Saved entries:
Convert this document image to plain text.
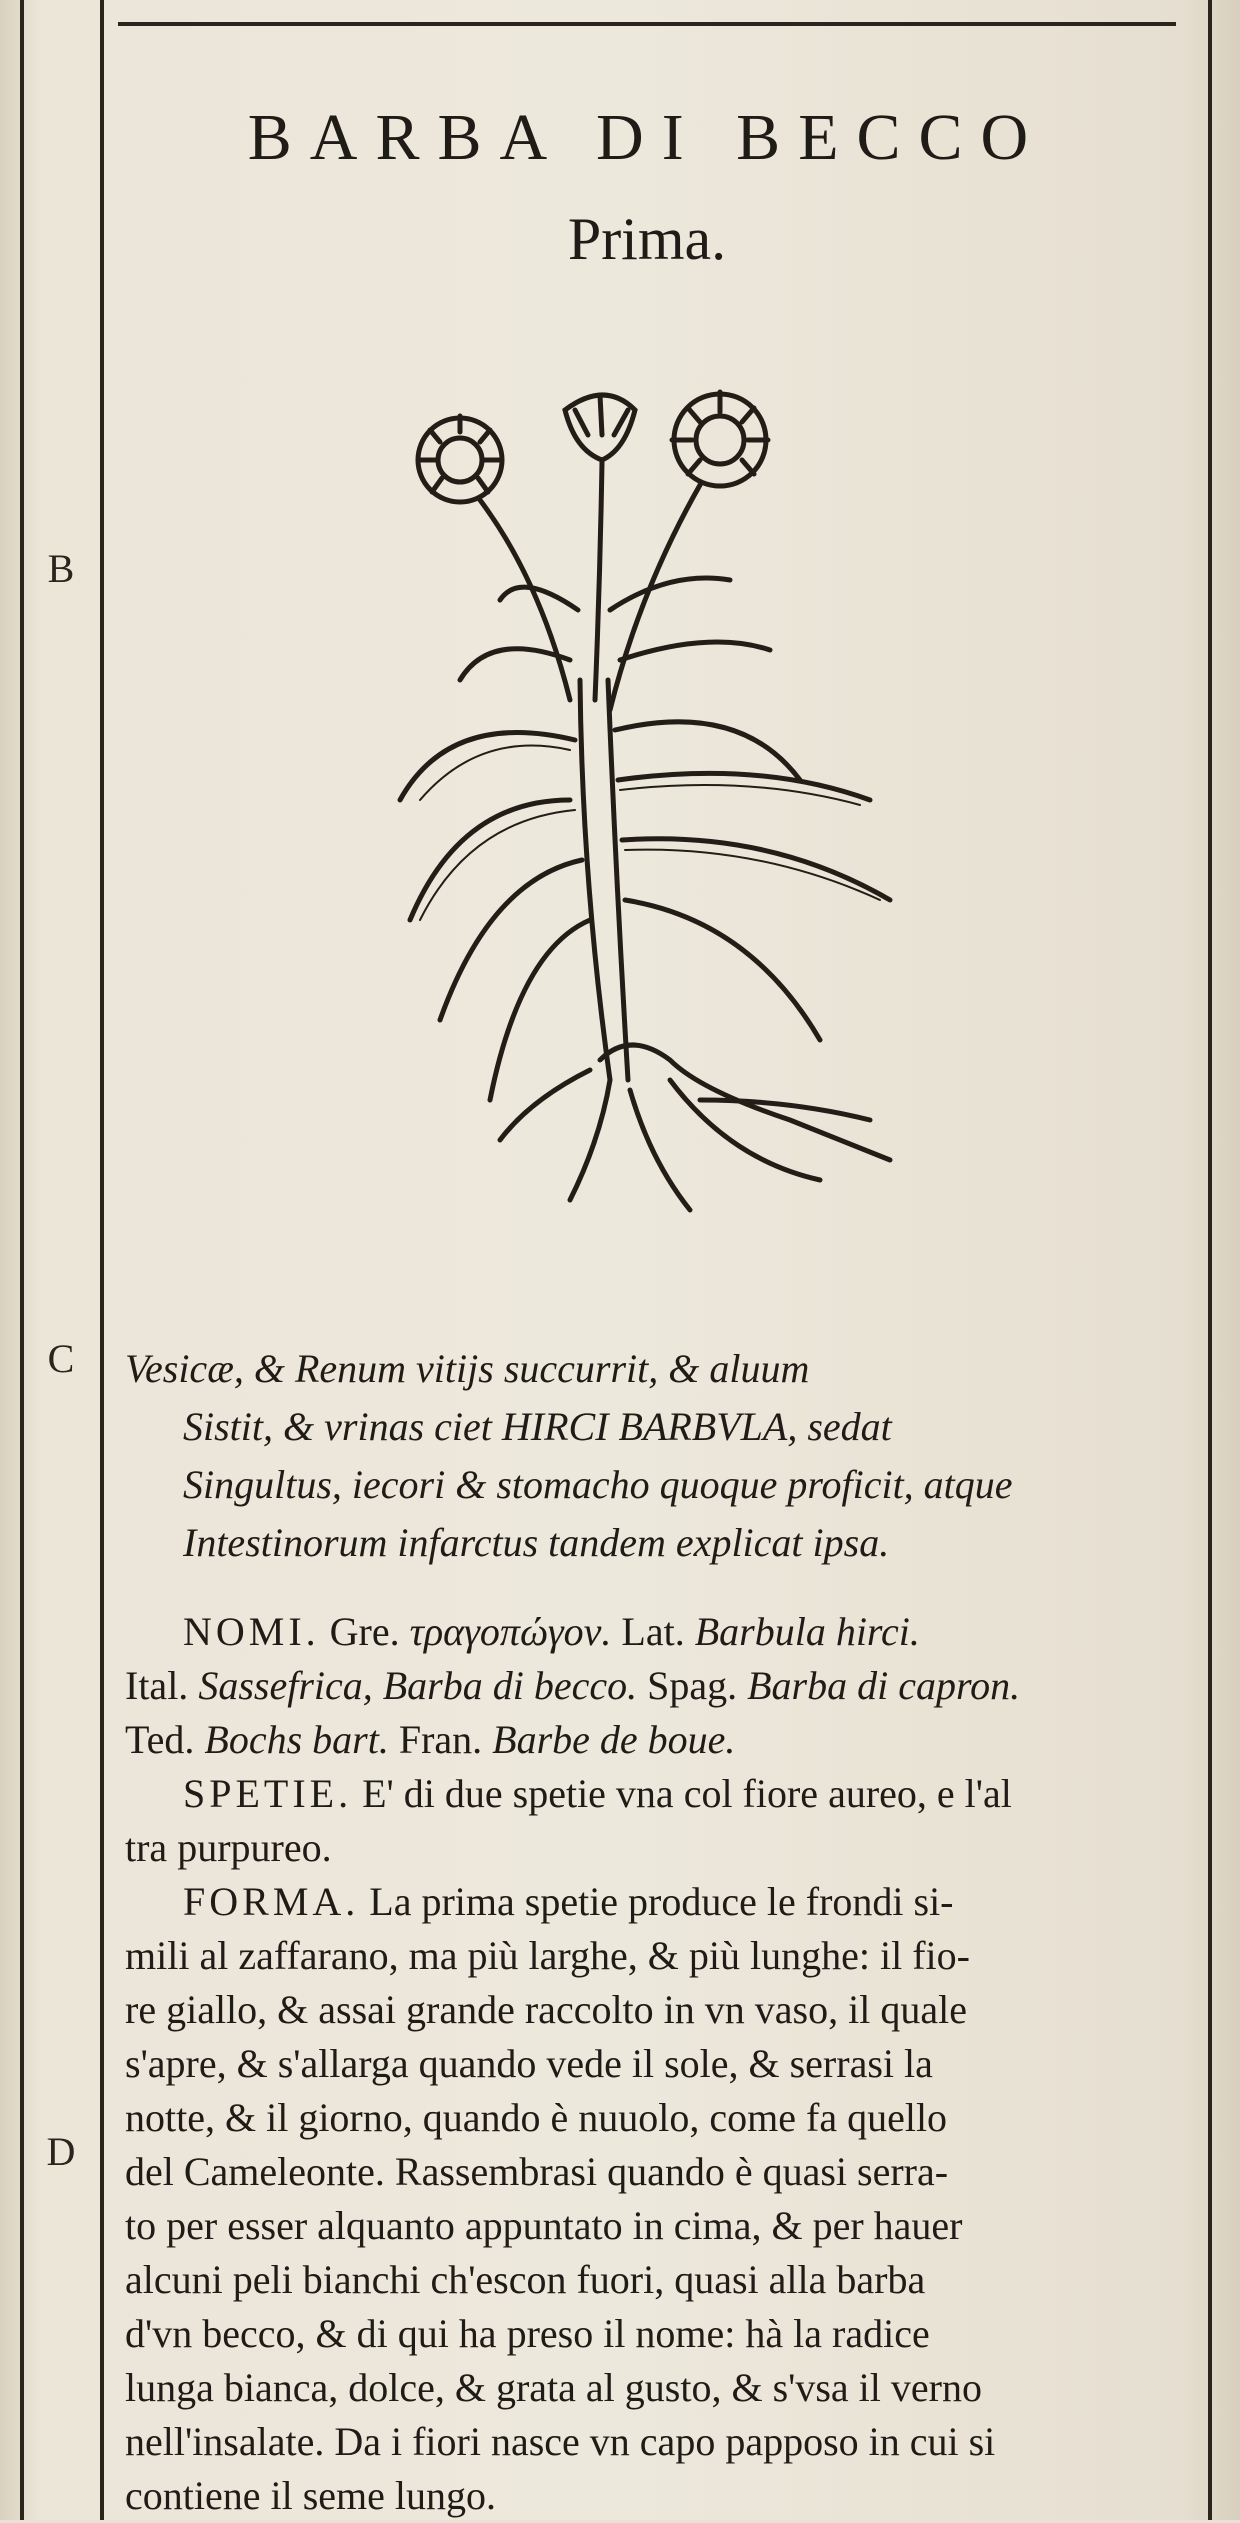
B
C
D
BARBA DI BECCO
Prima.
Vesicæ, & Renum vitijs succurrit, & aluum
Sistit, & vrinas ciet HIRCI BARBVLA, sedat
Singultus, iecori & stomacho quoque proficit, atque
Intestinorum infarctus tandem explicat ipsa.
NOMI. Gre. τραγοπώγον. Lat. Barbula hirci.
Ital. Sassefrica, Barba di becco. Spag. Barba di capron.
Ted. Bochs bart. Fran. Barbe de boue.
SPETIE. E' di due spetie vna col fiore aureo, e l'al
tra purpureo.
FORMA. La prima spetie produce le frondi si-
mili al zaffarano, ma più larghe, & più lunghe: il fio-
re giallo, & assai grande raccolto in vn vaso, il quale
s'apre, & s'allarga quando vede il sole, & serrasi la
notte, & il giorno, quando è nuuolo, come fa quello
del Cameleonte. Rassembrasi quando è quasi serra-
to per esser alquanto appuntato in cima, & per hauer
alcuni peli bianchi ch'escon fuori, quasi alla barba
d'vn becco, & di qui ha preso il nome: hà la radice
lunga bianca, dolce, & grata al gusto, & s'vsa il verno
nell'insalate. Da i fiori nasce vn capo papposo in cui si
contiene il seme lungo.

| TASK |
Return the material exactly as given, apart from the pictures.

| WRITTEN SOLUTION |
Convert this document image to plain text.
B
C
D
BARBA DI BECCO
Prima.
Vesicæ, & Renum vitijs succurrit, & aluum
Sistit, & vrinas ciet HIRCI BARBVLA, sedat
Singultus, iecori & stomacho quoque proficit, atque
Intestinorum infarctus tandem explicat ipsa.
NOMI. Gre. τραγοπώγον. Lat. Barbula hirci.
Ital. Sassefrica, Barba di becco. Spag. Barba di capron.
Ted. Bochs bart. Fran. Barbe de boue.
SPETIE. E' di due spetie vna col fiore aureo, e l'al
tra purpureo.
FORMA. La prima spetie produce le frondi si-
mili al zaffarano, ma più larghe, & più lunghe: il fio-
re giallo, & assai grande raccolto in vn vaso, il quale
s'apre, & s'allarga quando vede il sole, & serrasi la
notte, & il giorno, quando è nuuolo, come fa quello
del Cameleonte. Rassembrasi quando è quasi serra-
to per esser alquanto appuntato in cima, & per hauer
alcuni peli bianchi ch'escon fuori, quasi alla barba
d'vn becco, & di qui ha preso il nome: hà la radice
lunga bianca, dolce, & grata al gusto, & s'vsa il verno
nell'insalate. Da i fiori nasce vn capo papposo in cui si
contiene il seme lungo.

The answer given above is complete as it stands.